Data entries
◆ ◆ ◆ ◆ ◆ ◆ ◆

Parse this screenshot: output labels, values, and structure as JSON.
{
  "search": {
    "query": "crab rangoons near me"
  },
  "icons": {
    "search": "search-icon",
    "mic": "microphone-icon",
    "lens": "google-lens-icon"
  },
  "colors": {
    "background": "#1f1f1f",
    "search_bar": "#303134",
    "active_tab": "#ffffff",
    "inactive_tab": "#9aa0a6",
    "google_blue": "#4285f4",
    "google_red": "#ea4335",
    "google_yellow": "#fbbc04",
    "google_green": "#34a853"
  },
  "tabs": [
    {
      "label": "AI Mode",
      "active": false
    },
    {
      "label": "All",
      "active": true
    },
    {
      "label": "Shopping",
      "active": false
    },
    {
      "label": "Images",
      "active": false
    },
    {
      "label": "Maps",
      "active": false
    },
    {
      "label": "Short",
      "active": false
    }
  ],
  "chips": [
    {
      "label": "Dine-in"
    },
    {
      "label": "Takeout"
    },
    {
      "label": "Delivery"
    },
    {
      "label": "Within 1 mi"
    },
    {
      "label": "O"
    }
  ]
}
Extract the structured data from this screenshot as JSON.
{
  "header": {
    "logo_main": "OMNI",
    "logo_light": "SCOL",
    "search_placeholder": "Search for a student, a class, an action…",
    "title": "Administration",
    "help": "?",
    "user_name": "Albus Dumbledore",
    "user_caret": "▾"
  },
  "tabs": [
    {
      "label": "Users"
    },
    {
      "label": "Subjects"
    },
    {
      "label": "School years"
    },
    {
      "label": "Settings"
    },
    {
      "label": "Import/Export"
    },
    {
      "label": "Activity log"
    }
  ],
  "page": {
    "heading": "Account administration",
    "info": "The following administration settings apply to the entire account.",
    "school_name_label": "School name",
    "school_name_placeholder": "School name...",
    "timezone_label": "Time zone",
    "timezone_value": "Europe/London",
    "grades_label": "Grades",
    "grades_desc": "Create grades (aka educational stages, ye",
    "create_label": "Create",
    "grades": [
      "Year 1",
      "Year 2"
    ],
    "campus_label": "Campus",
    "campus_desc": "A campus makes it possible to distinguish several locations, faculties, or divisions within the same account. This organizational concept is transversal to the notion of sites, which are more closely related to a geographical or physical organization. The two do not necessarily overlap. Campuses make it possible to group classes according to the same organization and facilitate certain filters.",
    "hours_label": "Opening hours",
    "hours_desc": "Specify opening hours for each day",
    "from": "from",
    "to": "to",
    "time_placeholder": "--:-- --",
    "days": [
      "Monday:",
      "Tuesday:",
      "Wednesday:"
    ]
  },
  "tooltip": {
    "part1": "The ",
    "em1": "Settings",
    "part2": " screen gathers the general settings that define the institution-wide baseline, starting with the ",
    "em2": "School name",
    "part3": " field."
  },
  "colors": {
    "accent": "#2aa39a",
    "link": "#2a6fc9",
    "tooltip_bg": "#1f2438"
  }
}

◆ ◆ ◆ ◆ ◆ ◆ ◆

Task to carry out:
Reproduce each line of the material above precisely.

Output of the exercise:
Parse this screenshot: output labels, values, and structure as JSON.
{
  "search": {
    "query": "crab rangoons near me"
  },
  "icons": {
    "search": "search-icon",
    "mic": "microphone-icon",
    "lens": "google-lens-icon"
  },
  "colors": {
    "background": "#1f1f1f",
    "search_bar": "#303134",
    "active_tab": "#ffffff",
    "inactive_tab": "#9aa0a6",
    "google_blue": "#4285f4",
    "google_red": "#ea4335",
    "google_yellow": "#fbbc04",
    "google_green": "#34a853"
  },
  "tabs": [
    {
      "label": "AI Mode",
      "active": false
    },
    {
      "label": "All",
      "active": true
    },
    {
      "label": "Shopping",
      "active": false
    },
    {
      "label": "Images",
      "active": false
    },
    {
      "label": "Maps",
      "active": false
    },
    {
      "label": "Short",
      "active": false
    }
  ],
  "chips": [
    {
      "label": "Dine-in"
    },
    {
      "label": "Takeout"
    },
    {
      "label": "Delivery"
    },
    {
      "label": "Within 1 mi"
    },
    {
      "label": "O"
    }
  ]
}
Extract the structured data from this screenshot as JSON.
{
  "header": {
    "logo_main": "OMNI",
    "logo_light": "SCOL",
    "search_placeholder": "Search for a student, a class, an action…",
    "title": "Administration",
    "help": "?",
    "user_name": "Albus Dumbledore",
    "user_caret": "▾"
  },
  "tabs": [
    {
      "label": "Users"
    },
    {
      "label": "Subjects"
    },
    {
      "label": "School years"
    },
    {
      "label": "Settings"
    },
    {
      "label": "Import/Export"
    },
    {
      "label": "Activity log"
    }
  ],
  "page": {
    "heading": "Account administration",
    "info": "The following administration settings apply to the entire account.",
    "school_name_label": "School name",
    "school_name_placeholder": "School name...",
    "timezone_label": "Time zone",
    "timezone_value": "Europe/London",
    "grades_label": "Grades",
    "grades_desc": "Create grades (aka educational stages, ye",
    "create_label": "Create",
    "grades": [
      "Year 1",
      "Year 2"
    ],
    "campus_label": "Campus",
    "campus_desc": "A campus makes it possible to distinguish several locations, faculties, or divisions within the same account. This organizational concept is transversal to the notion of sites, which are more closely related to a geographical or physical organization. The two do not necessarily overlap. Campuses make it possible to group classes according to the same organization and facilitate certain filters.",
    "hours_label": "Opening hours",
    "hours_desc": "Specify opening hours for each day",
    "from": "from",
    "to": "to",
    "time_placeholder": "--:-- --",
    "days": [
      "Monday:",
      "Tuesday:",
      "Wednesday:"
    ]
  },
  "tooltip": {
    "part1": "The ",
    "em1": "Settings",
    "part2": " screen gathers the general settings that define the institution-wide baseline, starting with the ",
    "em2": "School name",
    "part3": " field."
  },
  "colors": {
    "accent": "#2aa39a",
    "link": "#2a6fc9",
    "tooltip_bg": "#1f2438"
  }
}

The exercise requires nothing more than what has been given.